ASSIGNMENT:
According to the abstract on payer status and hospitalization, what methodology did the retrospective observational study use?

STUDY TEXT:
_ _ _ _ _ _ _

BMC Health Serv Res. 2021 Sep 7;21(1):930. doi: 10.1186/s12913-021-06886-3.
BACKGROUND: There are plenty of studies investigating the disparity of payer status in accessing to care. However, most studies are either disease-specific or cohort-specific. Quantifying the disparity from the level of facility through a large controlled study are rare. This study aims to examine how the payer status affects patient hospitalization from the perspective of a facility.
METHODS: We extracted all patients with visiting record in a medical center between 5/1/2009-4/30/2014, and then linked the outpatient and inpatient records three year before target admission time to patients. We conduct a retrospective observational study using a conditional logistic regression methodology. To control the illness of patients with different diseases in training the model, we construct a three-dimension variable with data stratification technology. The model is validated on a dataset distinct from the one used for training.
RESULTS: Patients covered by private insurance or uninsured are less likely to be hospitalized than patients insured by government. For uninsured patients, inequity in access to hospitalization is observed. The value of standardized coefficients indicates that government-sponsored insurance has the greatest impact on improving patients' hospitalization.
CONCLUSION: Attention is needed on improving the access to care for uninsured patients. Also, basic preventive care services should be enhanced, especially for people insured by government. The findings can serve as a baseline from which to measure the anticipated effect of measures to reduce disparity of payer status in hospitalization.

_ _ _ _ _ _ _

DATASET ENTRIES:
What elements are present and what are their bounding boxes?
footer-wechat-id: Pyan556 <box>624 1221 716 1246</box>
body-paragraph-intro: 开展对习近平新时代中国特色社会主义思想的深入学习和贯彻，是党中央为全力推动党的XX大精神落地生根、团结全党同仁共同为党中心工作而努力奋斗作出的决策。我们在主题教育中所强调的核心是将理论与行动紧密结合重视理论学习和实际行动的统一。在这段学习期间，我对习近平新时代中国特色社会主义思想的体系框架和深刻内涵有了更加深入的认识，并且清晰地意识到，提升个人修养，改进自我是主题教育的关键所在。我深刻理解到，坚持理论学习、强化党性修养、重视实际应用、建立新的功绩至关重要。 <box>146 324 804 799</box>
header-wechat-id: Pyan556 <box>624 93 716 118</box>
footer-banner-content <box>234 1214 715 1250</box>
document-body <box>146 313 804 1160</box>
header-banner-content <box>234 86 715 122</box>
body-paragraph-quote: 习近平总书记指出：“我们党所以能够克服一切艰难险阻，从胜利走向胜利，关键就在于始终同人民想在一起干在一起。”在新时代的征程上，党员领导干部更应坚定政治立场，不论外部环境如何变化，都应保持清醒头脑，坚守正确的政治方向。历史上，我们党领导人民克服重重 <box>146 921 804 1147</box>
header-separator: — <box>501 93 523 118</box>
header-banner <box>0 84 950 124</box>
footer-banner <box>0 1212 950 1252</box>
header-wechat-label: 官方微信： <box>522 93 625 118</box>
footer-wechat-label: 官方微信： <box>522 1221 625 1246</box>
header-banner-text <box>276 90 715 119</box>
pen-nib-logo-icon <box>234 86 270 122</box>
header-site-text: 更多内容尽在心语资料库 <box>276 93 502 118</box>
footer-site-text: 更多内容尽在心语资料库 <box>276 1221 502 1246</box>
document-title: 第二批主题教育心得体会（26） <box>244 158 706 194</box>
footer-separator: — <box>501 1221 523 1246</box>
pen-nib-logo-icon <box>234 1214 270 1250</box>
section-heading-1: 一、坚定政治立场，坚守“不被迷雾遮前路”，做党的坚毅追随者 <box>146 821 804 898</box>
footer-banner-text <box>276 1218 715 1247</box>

_ _ _ _ _ _ _

WRITTEN SOLUTION:
A conditional logistic regression methodology.